- Short problem: The listing below should be copied in full, word for word.

- Material provided:
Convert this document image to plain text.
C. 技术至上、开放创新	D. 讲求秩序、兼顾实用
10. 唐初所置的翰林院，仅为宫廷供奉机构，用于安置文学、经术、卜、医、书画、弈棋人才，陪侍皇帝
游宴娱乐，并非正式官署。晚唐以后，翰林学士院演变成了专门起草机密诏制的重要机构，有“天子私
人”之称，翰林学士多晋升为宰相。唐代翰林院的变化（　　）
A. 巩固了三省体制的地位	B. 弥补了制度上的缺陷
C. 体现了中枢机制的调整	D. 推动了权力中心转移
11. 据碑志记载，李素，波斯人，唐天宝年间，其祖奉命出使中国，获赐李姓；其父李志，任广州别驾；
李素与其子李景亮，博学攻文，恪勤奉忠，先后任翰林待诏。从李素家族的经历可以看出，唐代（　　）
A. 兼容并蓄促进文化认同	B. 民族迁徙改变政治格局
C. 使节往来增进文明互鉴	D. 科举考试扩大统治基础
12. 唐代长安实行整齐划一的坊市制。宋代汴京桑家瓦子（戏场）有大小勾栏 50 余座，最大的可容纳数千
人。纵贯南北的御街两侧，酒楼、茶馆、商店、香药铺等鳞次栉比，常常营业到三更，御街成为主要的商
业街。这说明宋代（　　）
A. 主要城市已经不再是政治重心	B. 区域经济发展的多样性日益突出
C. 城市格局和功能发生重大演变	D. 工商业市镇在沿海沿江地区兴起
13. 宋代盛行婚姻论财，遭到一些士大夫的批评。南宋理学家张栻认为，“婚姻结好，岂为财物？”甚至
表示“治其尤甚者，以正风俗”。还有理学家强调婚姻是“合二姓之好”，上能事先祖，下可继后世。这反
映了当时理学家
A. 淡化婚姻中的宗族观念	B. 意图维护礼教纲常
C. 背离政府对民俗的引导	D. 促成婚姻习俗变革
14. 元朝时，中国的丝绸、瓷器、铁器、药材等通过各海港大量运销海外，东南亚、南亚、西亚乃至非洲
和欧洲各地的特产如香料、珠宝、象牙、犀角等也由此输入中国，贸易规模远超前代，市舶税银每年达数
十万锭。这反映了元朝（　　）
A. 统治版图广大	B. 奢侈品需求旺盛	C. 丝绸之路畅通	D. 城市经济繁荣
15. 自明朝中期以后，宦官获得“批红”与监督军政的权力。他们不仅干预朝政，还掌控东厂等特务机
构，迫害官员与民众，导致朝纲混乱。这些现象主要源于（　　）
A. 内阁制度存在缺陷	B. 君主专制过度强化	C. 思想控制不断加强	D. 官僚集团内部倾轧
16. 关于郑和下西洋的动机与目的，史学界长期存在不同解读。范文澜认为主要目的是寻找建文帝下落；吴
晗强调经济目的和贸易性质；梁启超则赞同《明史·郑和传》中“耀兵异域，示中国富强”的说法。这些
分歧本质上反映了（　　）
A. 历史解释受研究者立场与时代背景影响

- Complete answer:
Convert this document image to plain text.
C. 技术至上、开放创新	D. 讲求秩序、兼顾实用
10. 唐初所置的翰林院，仅为宫廷供奉机构，用于安置文学、经术、卜、医、书画、弈棋人才，陪侍皇帝
游宴娱乐，并非正式官署。晚唐以后，翰林学士院演变成了专门起草机密诏制的重要机构，有“天子私
人”之称，翰林学士多晋升为宰相。唐代翰林院的变化（　　）
A. 巩固了三省体制的地位	B. 弥补了制度上的缺陷
C. 体现了中枢机制的调整	D. 推动了权力中心转移
11. 据碑志记载，李素，波斯人，唐天宝年间，其祖奉命出使中国，获赐李姓；其父李志，任广州别驾；
李素与其子李景亮，博学攻文，恪勤奉忠，先后任翰林待诏。从李素家族的经历可以看出，唐代（　　）
A. 兼容并蓄促进文化认同	B. 民族迁徙改变政治格局
C. 使节往来增进文明互鉴	D. 科举考试扩大统治基础
12. 唐代长安实行整齐划一的坊市制。宋代汴京桑家瓦子（戏场）有大小勾栏 50 余座，最大的可容纳数千
人。纵贯南北的御街两侧，酒楼、茶馆、商店、香药铺等鳞次栉比，常常营业到三更，御街成为主要的商
业街。这说明宋代（　　）
A. 主要城市已经不再是政治重心	B. 区域经济发展的多样性日益突出
C. 城市格局和功能发生重大演变	D. 工商业市镇在沿海沿江地区兴起
13. 宋代盛行婚姻论财，遭到一些士大夫的批评。南宋理学家张栻认为，“婚姻结好，岂为财物？”甚至
表示“治其尤甚者，以正风俗”。还有理学家强调婚姻是“合二姓之好”，上能事先祖，下可继后世。这反
映了当时理学家
A. 淡化婚姻中的宗族观念	B. 意图维护礼教纲常
C. 背离政府对民俗的引导	D. 促成婚姻习俗变革
14. 元朝时，中国的丝绸、瓷器、铁器、药材等通过各海港大量运销海外，东南亚、南亚、西亚乃至非洲
和欧洲各地的特产如香料、珠宝、象牙、犀角等也由此输入中国，贸易规模远超前代，市舶税银每年达数
十万锭。这反映了元朝（　　）
A. 统治版图广大	B. 奢侈品需求旺盛	C. 丝绸之路畅通	D. 城市经济繁荣
15. 自明朝中期以后，宦官获得“批红”与监督军政的权力。他们不仅干预朝政，还掌控东厂等特务机
构，迫害官员与民众，导致朝纲混乱。这些现象主要源于（　　）
A. 内阁制度存在缺陷	B. 君主专制过度强化	C. 思想控制不断加强	D. 官僚集团内部倾轧
16. 关于郑和下西洋的动机与目的，史学界长期存在不同解读。范文澜认为主要目的是寻找建文帝下落；吴
晗强调经济目的和贸易性质；梁启超则赞同《明史·郑和传》中“耀兵异域，示中国富强”的说法。这些
分歧本质上反映了（　　）
A. 历史解释受研究者立场与时代背景影响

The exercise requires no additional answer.